◆ TEKS BACAAN
Awas! Ada Ekstremis Supremasi Asia Timur di Singapura, Berniat Serang Melayu-Muslim

Penangkapan Lee merupakan kasus ketiga terkait ektremisme radikal ini. Kasus pertama melibatkan seorang remaja berusia 16 tahun yang ditahan pada Desember 2020 karena merencanakan serangan parang terhadap masjid sementara kasus kedua juga melibatkan seorang remaja berusia 16 tahun yang diberi perintah pembatasan pada November 2023 setelah pihak berwenang menemukan bahwa ia diidentifikasi sebagai seorang supremasi kulit putih dan bercita-cita melakukan serangan di luar negeri.

Feb 12, 2025 - 07:40
Awas! Ada Ekstremis Supremasi Asia Timur di Singapura, Berniat Serang Melayu-Muslim

NUSADAILY.COM – JAKARTA - Singapura digegerkan dengan penangkapan seorang pelajar berusia 18 tahun yang diidentifikasi sebagai bagian dari kelompok "supremasi Asia Timur". Kelompok tersebut menganut ideologi radikal, ekstremis sayap kanan yang kejam, yang menganggap etnis Tionghoa, Korea, dan Jepang lebih unggul.

Mengutip Channel News Asia (CNA), pelajar itu bernama Nick Lee Xing Qiu. Ia mengaku bercita-cita melakukan serangan ke Melayu dan Muslim di Singapura.

Lee diberi perintah penahanan pada Desember tahun lalu. Menurut Departemen Keamanan Dalam Negeri (ISD) ia ditangkap berdasarkan Undang-Undang Keamanan Dalam Negeri (ISA).

Penangkapan Lee merupakan kasus ketiga terkait ektremisme radikal ini. Kasus pertama melibatkan seorang remaja berusia 16 tahun yang ditahan pada Desember 2020 karena merencanakan serangan parang terhadap masjid sementara kasus kedua juga melibatkan seorang remaja berusia 16 tahun yang diberi perintah pembatasan pada November 2023 setelah pihak berwenang menemukan bahwa ia diidentifikasi sebagai seorang supremasi kulit putih dan bercita-cita melakukan serangan di luar negeri.

◆ SOAL LATIHAN
(a) Ringkaslah paragraf artikel berita di atas yang diawali "NUSADAILY.COM – JAKARTA - Singapura digegerkan" menjadi satu kalimat yang lebih pendek tanpa menghilangkan fakta utamanya.
(b) Salin ulang bagian artikel berita di atas dari "NUSADAILY.COM – JAKARTA" hingga "Jepang lebih unggul.", termasuk kedua batas itu.

◆ CATATAN DATA
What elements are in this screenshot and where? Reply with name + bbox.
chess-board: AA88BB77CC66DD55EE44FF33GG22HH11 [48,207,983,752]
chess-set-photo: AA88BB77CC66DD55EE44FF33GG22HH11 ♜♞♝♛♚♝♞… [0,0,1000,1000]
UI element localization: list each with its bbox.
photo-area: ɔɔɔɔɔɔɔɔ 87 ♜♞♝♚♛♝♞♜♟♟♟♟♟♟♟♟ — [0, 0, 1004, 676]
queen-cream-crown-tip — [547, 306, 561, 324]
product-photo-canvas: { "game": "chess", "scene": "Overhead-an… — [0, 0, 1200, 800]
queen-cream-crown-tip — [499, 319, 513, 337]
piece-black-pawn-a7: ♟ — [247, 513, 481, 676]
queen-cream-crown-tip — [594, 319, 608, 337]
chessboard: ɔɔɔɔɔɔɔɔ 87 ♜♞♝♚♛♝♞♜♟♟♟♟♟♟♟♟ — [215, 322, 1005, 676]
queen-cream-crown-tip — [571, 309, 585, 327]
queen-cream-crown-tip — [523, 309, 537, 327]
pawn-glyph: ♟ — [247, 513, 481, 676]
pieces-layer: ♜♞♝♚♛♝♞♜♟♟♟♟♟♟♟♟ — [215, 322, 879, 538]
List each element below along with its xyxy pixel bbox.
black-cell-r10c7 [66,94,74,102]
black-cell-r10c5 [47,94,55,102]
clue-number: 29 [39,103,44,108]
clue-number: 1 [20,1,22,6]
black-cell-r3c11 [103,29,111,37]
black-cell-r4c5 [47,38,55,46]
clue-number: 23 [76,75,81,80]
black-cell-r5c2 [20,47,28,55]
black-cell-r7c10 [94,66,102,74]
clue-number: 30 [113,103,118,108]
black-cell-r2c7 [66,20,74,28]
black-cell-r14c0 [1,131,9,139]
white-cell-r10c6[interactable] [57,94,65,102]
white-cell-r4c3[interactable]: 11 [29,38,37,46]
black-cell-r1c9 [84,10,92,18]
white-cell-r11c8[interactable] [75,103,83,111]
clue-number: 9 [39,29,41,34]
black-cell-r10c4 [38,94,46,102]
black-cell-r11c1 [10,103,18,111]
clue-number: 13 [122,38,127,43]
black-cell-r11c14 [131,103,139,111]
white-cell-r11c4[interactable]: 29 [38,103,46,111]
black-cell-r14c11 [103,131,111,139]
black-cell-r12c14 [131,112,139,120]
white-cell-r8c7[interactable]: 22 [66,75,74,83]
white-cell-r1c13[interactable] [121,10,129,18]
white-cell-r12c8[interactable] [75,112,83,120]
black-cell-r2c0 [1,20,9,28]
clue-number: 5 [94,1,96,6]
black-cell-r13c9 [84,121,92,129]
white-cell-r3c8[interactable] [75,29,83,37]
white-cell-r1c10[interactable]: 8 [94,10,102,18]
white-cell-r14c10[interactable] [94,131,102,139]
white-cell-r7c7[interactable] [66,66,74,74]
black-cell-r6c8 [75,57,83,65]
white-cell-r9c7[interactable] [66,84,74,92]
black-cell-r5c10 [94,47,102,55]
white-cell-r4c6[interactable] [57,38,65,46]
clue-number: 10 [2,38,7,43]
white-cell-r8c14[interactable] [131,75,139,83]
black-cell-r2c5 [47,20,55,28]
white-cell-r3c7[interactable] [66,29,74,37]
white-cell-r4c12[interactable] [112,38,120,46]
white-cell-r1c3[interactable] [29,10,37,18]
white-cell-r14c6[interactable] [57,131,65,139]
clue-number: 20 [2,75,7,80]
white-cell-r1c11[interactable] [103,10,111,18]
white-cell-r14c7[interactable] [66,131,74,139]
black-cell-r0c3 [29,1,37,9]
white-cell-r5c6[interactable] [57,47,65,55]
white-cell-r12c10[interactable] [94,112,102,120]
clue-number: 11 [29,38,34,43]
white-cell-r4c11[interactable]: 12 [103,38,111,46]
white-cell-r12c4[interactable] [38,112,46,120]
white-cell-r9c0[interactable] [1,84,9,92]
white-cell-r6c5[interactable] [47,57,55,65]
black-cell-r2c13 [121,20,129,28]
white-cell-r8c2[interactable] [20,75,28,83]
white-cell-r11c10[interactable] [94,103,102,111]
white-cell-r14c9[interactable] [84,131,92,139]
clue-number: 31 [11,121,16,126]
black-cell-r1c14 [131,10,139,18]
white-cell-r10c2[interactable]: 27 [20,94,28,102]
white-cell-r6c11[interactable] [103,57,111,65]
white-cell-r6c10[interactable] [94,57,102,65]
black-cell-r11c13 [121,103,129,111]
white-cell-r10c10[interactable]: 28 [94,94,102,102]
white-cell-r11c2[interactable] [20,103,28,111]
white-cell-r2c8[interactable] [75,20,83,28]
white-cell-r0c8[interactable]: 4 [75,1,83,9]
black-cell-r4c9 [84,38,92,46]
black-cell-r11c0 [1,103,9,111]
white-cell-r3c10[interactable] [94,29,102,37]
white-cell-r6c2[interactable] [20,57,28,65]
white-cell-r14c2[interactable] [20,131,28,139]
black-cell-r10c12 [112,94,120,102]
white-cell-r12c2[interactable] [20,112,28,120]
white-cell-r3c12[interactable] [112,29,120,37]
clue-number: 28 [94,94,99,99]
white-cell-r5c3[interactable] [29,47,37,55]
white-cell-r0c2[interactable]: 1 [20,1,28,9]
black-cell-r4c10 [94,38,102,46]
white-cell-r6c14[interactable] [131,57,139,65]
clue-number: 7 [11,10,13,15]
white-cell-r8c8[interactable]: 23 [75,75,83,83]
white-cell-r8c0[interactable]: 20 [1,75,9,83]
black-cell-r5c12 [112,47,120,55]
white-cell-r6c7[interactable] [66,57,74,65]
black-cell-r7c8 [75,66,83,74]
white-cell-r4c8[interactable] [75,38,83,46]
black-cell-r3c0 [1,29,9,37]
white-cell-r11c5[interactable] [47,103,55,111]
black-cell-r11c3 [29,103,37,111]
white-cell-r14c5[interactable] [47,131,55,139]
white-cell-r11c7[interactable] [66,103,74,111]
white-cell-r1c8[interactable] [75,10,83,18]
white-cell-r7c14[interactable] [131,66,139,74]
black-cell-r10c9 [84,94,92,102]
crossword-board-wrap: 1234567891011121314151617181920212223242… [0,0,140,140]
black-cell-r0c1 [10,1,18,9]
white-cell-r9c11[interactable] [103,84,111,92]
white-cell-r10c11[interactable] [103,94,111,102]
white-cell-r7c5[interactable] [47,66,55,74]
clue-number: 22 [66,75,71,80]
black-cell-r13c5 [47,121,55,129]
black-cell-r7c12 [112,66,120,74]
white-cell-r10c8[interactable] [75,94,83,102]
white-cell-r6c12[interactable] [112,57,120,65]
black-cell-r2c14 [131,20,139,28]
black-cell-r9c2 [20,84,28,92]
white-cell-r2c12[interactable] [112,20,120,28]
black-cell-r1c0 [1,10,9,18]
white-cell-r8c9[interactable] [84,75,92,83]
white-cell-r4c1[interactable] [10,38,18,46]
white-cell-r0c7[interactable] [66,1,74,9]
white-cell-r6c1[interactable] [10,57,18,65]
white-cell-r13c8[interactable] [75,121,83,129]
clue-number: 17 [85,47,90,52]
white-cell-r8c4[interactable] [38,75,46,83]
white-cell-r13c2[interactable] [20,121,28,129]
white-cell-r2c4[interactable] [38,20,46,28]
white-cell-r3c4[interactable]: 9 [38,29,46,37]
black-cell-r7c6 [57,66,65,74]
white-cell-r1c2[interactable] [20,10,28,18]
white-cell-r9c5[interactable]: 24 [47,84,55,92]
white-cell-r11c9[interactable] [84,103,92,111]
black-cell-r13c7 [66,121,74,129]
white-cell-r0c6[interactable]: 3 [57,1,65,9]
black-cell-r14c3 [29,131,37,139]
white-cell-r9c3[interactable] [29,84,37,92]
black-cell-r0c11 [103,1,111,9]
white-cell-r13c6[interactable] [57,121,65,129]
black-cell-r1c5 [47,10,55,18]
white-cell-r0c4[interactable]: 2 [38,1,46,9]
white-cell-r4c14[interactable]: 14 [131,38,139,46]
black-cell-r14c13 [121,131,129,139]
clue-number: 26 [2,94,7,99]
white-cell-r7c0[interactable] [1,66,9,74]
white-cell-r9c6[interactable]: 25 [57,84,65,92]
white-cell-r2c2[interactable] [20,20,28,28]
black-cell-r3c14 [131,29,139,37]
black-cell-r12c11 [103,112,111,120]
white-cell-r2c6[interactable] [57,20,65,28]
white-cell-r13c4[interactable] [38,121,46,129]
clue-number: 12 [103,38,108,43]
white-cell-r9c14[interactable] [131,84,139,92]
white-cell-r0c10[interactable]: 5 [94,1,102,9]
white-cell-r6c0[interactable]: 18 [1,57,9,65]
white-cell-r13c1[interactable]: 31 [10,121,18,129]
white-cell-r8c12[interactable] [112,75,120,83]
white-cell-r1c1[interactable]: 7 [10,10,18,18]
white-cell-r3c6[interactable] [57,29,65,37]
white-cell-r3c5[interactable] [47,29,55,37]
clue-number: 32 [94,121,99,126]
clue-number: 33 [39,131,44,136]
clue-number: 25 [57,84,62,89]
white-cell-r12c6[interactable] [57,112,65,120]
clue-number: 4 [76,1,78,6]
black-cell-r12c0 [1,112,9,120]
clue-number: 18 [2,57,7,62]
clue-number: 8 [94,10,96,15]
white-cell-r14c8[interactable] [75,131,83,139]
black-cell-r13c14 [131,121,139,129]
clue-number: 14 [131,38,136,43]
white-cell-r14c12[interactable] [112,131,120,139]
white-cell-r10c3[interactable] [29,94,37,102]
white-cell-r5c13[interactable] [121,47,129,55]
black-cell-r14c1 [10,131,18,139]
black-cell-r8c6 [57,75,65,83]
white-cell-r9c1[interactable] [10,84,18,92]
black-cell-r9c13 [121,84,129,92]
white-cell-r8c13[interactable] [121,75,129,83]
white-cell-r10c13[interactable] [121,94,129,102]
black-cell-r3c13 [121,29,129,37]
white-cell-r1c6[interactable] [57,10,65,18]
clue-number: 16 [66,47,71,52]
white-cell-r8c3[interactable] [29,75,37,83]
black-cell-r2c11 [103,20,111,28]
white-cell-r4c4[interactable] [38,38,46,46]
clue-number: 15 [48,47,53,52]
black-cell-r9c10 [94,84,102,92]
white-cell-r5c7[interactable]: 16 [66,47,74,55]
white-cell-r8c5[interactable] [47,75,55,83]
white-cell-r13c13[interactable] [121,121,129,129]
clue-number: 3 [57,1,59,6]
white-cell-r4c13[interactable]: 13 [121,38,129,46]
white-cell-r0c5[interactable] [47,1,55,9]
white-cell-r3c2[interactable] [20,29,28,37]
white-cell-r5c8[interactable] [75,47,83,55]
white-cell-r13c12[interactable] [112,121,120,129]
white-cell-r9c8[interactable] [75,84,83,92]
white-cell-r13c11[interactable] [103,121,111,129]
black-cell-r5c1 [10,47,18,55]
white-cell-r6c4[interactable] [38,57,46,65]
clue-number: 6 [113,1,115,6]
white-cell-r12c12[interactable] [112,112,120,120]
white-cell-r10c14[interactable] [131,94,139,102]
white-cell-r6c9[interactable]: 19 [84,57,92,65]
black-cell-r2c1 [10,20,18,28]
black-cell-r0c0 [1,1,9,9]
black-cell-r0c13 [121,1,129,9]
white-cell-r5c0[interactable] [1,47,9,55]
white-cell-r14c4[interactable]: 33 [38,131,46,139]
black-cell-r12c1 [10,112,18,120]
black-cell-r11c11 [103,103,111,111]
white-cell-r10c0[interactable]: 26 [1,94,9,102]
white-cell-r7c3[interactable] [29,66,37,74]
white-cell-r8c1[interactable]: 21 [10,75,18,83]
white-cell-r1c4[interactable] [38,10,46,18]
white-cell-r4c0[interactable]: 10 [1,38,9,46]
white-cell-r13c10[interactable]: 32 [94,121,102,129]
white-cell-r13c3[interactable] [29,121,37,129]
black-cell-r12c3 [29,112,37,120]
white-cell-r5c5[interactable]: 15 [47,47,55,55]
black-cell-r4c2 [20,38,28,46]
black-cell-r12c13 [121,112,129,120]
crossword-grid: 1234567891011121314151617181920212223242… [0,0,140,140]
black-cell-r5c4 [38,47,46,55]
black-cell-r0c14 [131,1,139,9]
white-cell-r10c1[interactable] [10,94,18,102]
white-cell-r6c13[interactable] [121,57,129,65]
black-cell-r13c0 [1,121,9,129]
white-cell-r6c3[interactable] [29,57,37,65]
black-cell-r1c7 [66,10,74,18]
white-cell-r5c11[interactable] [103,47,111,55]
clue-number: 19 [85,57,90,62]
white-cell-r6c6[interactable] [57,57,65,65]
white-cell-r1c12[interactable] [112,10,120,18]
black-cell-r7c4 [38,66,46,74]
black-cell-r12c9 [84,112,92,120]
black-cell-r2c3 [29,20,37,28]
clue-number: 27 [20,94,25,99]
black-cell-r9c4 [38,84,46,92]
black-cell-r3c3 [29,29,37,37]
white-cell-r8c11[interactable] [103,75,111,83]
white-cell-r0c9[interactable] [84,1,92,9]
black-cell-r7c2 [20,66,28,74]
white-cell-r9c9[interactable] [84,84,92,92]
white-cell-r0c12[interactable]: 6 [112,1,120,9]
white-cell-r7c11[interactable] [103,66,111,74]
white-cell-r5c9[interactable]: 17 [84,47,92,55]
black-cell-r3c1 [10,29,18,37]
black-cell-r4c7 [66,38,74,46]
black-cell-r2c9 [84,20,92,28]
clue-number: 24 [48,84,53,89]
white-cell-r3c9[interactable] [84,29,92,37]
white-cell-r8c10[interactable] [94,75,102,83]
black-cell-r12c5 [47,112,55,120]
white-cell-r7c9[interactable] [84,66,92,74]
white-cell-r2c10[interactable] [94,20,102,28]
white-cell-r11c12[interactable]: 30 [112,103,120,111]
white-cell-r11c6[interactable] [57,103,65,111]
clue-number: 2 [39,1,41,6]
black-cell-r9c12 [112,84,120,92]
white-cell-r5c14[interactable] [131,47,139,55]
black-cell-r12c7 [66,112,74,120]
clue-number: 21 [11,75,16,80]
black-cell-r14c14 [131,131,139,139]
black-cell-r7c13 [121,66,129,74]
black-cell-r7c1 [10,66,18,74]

◆ KUNCI JAWABAN
(a) Seorang pelajar berusia 18 tahun ditangkap di Singapura karena diidentifikasi sebagai bagian dari kelompok "supremasi Asia Timur", kelompok ekstremis sayap kanan yang radikal dan kejam yang menganggap etnis Tionghoa, Korea, dan Jepang lebih unggul.

(b)
NUSADAILY.COM – JAKARTA - Singapura digegerkan dengan penangkapan seorang pelajar berusia 18 tahun yang diidentifikasi sebagai bagian dari kelompok "supremasi Asia Timur". Kelompok tersebut menganut ideologi radikal, ekstremis sayap kanan yang kejam, yang menganggap etnis Tionghoa, Korea, dan Jepang lebih unggul.